Dataset listings of figures:
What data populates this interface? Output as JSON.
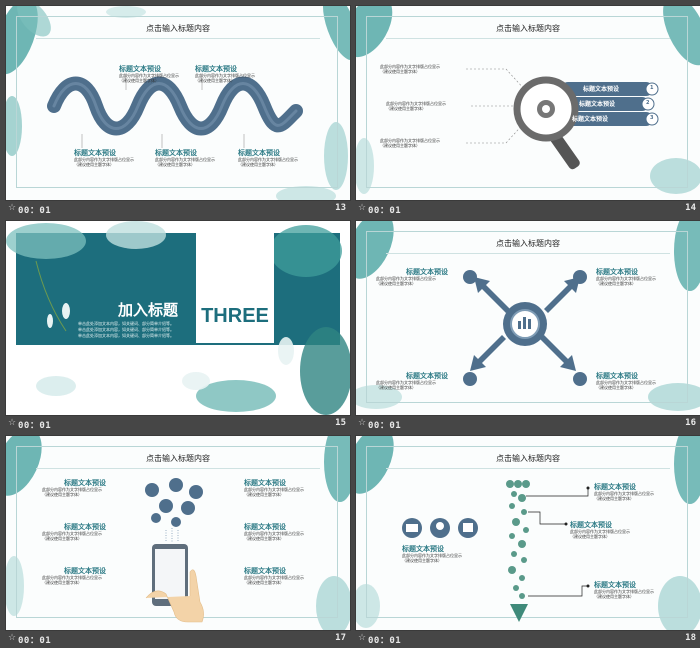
{
  "colors": {
    "teal": "#2f7c87",
    "dark_teal": "#1d6e7d",
    "steel": "#4f6f8c",
    "leaf": "#3f9e9b",
    "light_leaf": "#9fd1cf",
    "bg": "#464646"
  },
  "slides": [
    {
      "number": "13",
      "time": "00：01",
      "title": "点击输入标题内容",
      "items": [
        {
          "label": "标题文本预设",
          "body1": "此部分内容作为文字排版占位显示",
          "body2": "（建议使用主题字体）"
        },
        {
          "label": "标题文本预设",
          "body1": "此部分内容作为文字排版占位显示",
          "body2": "（建议使用主题字体）"
        },
        {
          "label": "标题文本预设",
          "body1": "此部分内容作为文字排版占位显示",
          "body2": "（建议使用主题字体）"
        },
        {
          "label": "标题文本预设",
          "body1": "此部分内容作为文字排版占位显示",
          "body2": "（建议使用主题字体）"
        },
        {
          "label": "标题文本预设",
          "body1": "此部分内容作为文字排版占位显示",
          "body2": "（建议使用主题字体）"
        }
      ]
    },
    {
      "number": "14",
      "time": "00：01",
      "title": "点击输入标题内容",
      "left_items": [
        {
          "body1": "此部分内容作为文字排版占位显示",
          "body2": "（建议使用主题字体）"
        },
        {
          "body1": "此部分内容作为文字排版占位显示",
          "body2": "（建议使用主题字体）"
        },
        {
          "body1": "此部分内容作为文字排版占位显示",
          "body2": "（建议使用主题字体）"
        }
      ],
      "tabs": [
        {
          "label": "标题文本预设",
          "num": "1"
        },
        {
          "label": "标题文本预设",
          "num": "2"
        },
        {
          "label": "标题文本预设",
          "num": "3"
        }
      ]
    },
    {
      "number": "15",
      "time": "00：01",
      "heading": "加入标题",
      "section": "THREE",
      "lines": [
        "单击此处添加文本内容，如关键词、部分简单介绍等。",
        "单击此处添加文本内容，如关键词、部分简单介绍等。",
        "单击此处添加文本内容，如关键词、部分简单介绍等。"
      ]
    },
    {
      "number": "16",
      "time": "00：01",
      "title": "点击输入标题内容",
      "items": [
        {
          "label": "标题文本预设",
          "body1": "此部分内容作为文字排版占位显示",
          "body2": "（建议使用主题字体）"
        },
        {
          "label": "标题文本预设",
          "body1": "此部分内容作为文字排版占位显示",
          "body2": "（建议使用主题字体）"
        },
        {
          "label": "标题文本预设",
          "body1": "此部分内容作为文字排版占位显示",
          "body2": "（建议使用主题字体）"
        },
        {
          "label": "标题文本预设",
          "body1": "此部分内容作为文字排版占位显示",
          "body2": "（建议使用主题字体）"
        }
      ]
    },
    {
      "number": "17",
      "time": "00：01",
      "title": "点击输入标题内容",
      "items": [
        {
          "label": "标题文本预设",
          "body1": "此部分内容作为文字排版占位显示",
          "body2": "（建议使用主题字体）"
        },
        {
          "label": "标题文本预设",
          "body1": "此部分内容作为文字排版占位显示",
          "body2": "（建议使用主题字体）"
        },
        {
          "label": "标题文本预设",
          "body1": "此部分内容作为文字排版占位显示",
          "body2": "（建议使用主题字体）"
        },
        {
          "label": "标题文本预设",
          "body1": "此部分内容作为文字排版占位显示",
          "body2": "（建议使用主题字体）"
        },
        {
          "label": "标题文本预设",
          "body1": "此部分内容作为文字排版占位显示",
          "body2": "（建议使用主题字体）"
        },
        {
          "label": "标题文本预设",
          "body1": "此部分内容作为文字排版占位显示",
          "body2": "（建议使用主题字体）"
        }
      ]
    },
    {
      "number": "18",
      "time": "00：01",
      "title": "点击输入标题内容",
      "left_item": {
        "label": "标题文本预设",
        "body1": "此部分内容作为文字排版占位显示",
        "body2": "（建议使用主题字体）"
      },
      "right_items": [
        {
          "label": "标题文本预设",
          "body1": "此部分内容作为文字排版占位显示",
          "body2": "（建议使用主题字体）"
        },
        {
          "label": "标题文本预设",
          "body1": "此部分内容作为文字排版占位显示",
          "body2": "（建议使用主题字体）"
        },
        {
          "label": "标题文本预设",
          "body1": "此部分内容作为文字排版占位显示",
          "body2": "（建议使用主题字体）"
        }
      ]
    }
  ]
}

## Task brief
Show every line from the entries above in which "number" appears.

## The solution
      "number": "13",
      "number": "14",
      "number": "15",
      "number": "16",
      "number": "17",
      "number": "18",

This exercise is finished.